## START Data for processing
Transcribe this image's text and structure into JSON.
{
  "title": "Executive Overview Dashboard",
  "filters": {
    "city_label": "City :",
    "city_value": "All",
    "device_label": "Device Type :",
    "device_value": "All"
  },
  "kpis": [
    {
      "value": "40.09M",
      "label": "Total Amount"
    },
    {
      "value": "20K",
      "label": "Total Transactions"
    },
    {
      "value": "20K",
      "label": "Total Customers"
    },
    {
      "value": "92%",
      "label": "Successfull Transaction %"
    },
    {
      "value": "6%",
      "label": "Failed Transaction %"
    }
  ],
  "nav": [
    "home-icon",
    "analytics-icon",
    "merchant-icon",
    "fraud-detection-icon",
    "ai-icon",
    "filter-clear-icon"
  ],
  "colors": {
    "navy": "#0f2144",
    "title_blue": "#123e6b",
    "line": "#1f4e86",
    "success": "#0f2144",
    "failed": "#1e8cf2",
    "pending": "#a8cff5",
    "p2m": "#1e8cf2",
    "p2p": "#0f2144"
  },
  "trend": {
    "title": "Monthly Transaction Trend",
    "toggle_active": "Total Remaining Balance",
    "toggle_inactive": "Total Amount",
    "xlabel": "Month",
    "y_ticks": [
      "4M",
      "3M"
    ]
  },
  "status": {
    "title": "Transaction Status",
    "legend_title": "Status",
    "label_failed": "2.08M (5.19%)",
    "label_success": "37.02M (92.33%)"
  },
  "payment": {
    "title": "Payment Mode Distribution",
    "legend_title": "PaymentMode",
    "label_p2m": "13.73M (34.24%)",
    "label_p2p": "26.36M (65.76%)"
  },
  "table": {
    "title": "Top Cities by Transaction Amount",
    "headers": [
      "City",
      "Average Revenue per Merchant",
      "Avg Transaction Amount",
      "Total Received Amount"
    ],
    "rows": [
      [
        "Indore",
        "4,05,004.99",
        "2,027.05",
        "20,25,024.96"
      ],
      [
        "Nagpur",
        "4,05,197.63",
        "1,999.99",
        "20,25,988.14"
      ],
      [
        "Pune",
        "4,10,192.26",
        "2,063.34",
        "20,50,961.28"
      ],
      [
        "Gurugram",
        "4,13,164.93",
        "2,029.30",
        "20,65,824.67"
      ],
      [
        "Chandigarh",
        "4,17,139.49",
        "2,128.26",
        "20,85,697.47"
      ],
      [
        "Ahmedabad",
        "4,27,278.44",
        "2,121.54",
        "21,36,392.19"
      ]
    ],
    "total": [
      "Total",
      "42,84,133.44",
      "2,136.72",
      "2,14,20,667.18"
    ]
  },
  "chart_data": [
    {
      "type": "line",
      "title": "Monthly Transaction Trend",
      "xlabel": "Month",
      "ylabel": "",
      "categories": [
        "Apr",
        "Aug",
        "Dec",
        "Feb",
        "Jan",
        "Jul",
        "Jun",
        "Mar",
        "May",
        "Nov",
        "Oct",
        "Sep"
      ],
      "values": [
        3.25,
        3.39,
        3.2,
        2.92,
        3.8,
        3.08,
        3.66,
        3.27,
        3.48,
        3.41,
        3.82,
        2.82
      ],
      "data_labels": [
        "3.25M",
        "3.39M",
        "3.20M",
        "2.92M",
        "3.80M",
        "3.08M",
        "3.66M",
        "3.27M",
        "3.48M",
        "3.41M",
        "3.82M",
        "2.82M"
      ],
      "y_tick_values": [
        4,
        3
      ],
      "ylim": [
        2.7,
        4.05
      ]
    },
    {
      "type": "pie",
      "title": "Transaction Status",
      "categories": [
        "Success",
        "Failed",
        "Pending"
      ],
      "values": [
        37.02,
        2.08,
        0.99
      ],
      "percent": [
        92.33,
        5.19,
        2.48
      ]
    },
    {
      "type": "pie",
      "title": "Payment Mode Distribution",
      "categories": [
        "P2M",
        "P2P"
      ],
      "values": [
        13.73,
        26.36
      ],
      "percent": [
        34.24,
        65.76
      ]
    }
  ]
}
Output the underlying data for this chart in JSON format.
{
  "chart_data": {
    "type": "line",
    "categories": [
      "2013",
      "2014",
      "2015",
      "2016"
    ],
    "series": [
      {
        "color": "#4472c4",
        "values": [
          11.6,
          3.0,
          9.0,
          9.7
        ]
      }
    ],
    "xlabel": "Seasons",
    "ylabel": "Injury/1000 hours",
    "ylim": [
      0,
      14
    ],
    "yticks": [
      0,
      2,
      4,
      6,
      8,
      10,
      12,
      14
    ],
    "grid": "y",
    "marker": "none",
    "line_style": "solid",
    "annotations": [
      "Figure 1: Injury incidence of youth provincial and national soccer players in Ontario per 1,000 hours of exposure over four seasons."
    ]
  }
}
## END Data for processing
What is required
Print all the data exactly.

The reply
Transcribe this image's text and structure into JSON.
{
  "title": "Executive Overview Dashboard",
  "filters": {
    "city_label": "City :",
    "city_value": "All",
    "device_label": "Device Type :",
    "device_value": "All"
  },
  "kpis": [
    {
      "value": "40.09M",
      "label": "Total Amount"
    },
    {
      "value": "20K",
      "label": "Total Transactions"
    },
    {
      "value": "20K",
      "label": "Total Customers"
    },
    {
      "value": "92%",
      "label": "Successfull Transaction %"
    },
    {
      "value": "6%",
      "label": "Failed Transaction %"
    }
  ],
  "nav": [
    "home-icon",
    "analytics-icon",
    "merchant-icon",
    "fraud-detection-icon",
    "ai-icon",
    "filter-clear-icon"
  ],
  "colors": {
    "navy": "#0f2144",
    "title_blue": "#123e6b",
    "line": "#1f4e86",
    "success": "#0f2144",
    "failed": "#1e8cf2",
    "pending": "#a8cff5",
    "p2m": "#1e8cf2",
    "p2p": "#0f2144"
  },
  "trend": {
    "title": "Monthly Transaction Trend",
    "toggle_active": "Total Remaining Balance",
    "toggle_inactive": "Total Amount",
    "xlabel": "Month",
    "y_ticks": [
      "4M",
      "3M"
    ]
  },
  "status": {
    "title": "Transaction Status",
    "legend_title": "Status",
    "label_failed": "2.08M (5.19%)",
    "label_success": "37.02M (92.33%)"
  },
  "payment": {
    "title": "Payment Mode Distribution",
    "legend_title": "PaymentMode",
    "label_p2m": "13.73M (34.24%)",
    "label_p2p": "26.36M (65.76%)"
  },
  "table": {
    "title": "Top Cities by Transaction Amount",
    "headers": [
      "City",
      "Average Revenue per Merchant",
      "Avg Transaction Amount",
      "Total Received Amount"
    ],
    "rows": [
      [
        "Indore",
        "4,05,004.99",
        "2,027.05",
        "20,25,024.96"
      ],
      [
        "Nagpur",
        "4,05,197.63",
        "1,999.99",
        "20,25,988.14"
      ],
      [
        "Pune",
        "4,10,192.26",
        "2,063.34",
        "20,50,961.28"
      ],
      [
        "Gurugram",
        "4,13,164.93",
        "2,029.30",
        "20,65,824.67"
      ],
      [
        "Chandigarh",
        "4,17,139.49",
        "2,128.26",
        "20,85,697.47"
      ],
      [
        "Ahmedabad",
        "4,27,278.44",
        "2,121.54",
        "21,36,392.19"
      ]
    ],
    "total": [
      "Total",
      "42,84,133.44",
      "2,136.72",
      "2,14,20,667.18"
    ]
  },
  "chart_data": [
    {
      "type": "line",
      "title": "Monthly Transaction Trend",
      "xlabel": "Month",
      "ylabel": "",
      "categories": [
        "Apr",
        "Aug",
        "Dec",
        "Feb",
        "Jan",
        "Jul",
        "Jun",
        "Mar",
        "May",
        "Nov",
        "Oct",
        "Sep"
      ],
      "values": [
        3.25,
        3.39,
        3.2,
        2.92,
        3.8,
        3.08,
        3.66,
        3.27,
        3.48,
        3.41,
        3.82,
        2.82
      ],
      "data_labels": [
        "3.25M",
        "3.39M",
        "3.20M",
        "2.92M",
        "3.80M",
        "3.08M",
        "3.66M",
        "3.27M",
        "3.48M",
        "3.41M",
        "3.82M",
        "2.82M"
      ],
      "y_tick_values": [
        4,
        3
      ],
      "ylim": [
        2.7,
        4.05
      ]
    },
    {
      "type": "pie",
      "title": "Transaction Status",
      "categories": [
        "Success",
        "Failed",
        "Pending"
      ],
      "values": [
        37.02,
        2.08,
        0.99
      ],
      "percent": [
        92.33,
        5.19,
        2.48
      ]
    },
    {
      "type": "pie",
      "title": "Payment Mode Distribution",
      "categories": [
        "P2M",
        "P2P"
      ],
      "values": [
        13.73,
        26.36
      ],
      "percent": [
        34.24,
        65.76
      ]
    }
  ]
}
Output the underlying data for this chart in JSON format.
{
  "chart_data": {
    "type": "line",
    "categories": [
      "2013",
      "2014",
      "2015",
      "2016"
    ],
    "series": [
      {
        "color": "#4472c4",
        "values": [
          11.6,
          3.0,
          9.0,
          9.7
        ]
      }
    ],
    "xlabel": "Seasons",
    "ylabel": "Injury/1000 hours",
    "ylim": [
      0,
      14
    ],
    "yticks": [
      0,
      2,
      4,
      6,
      8,
      10,
      12,
      14
    ],
    "grid": "y",
    "marker": "none",
    "line_style": "solid",
    "annotations": [
      "Figure 1: Injury incidence of youth provincial and national soccer players in Ontario per 1,000 hours of exposure over four seasons."
    ]
  }
}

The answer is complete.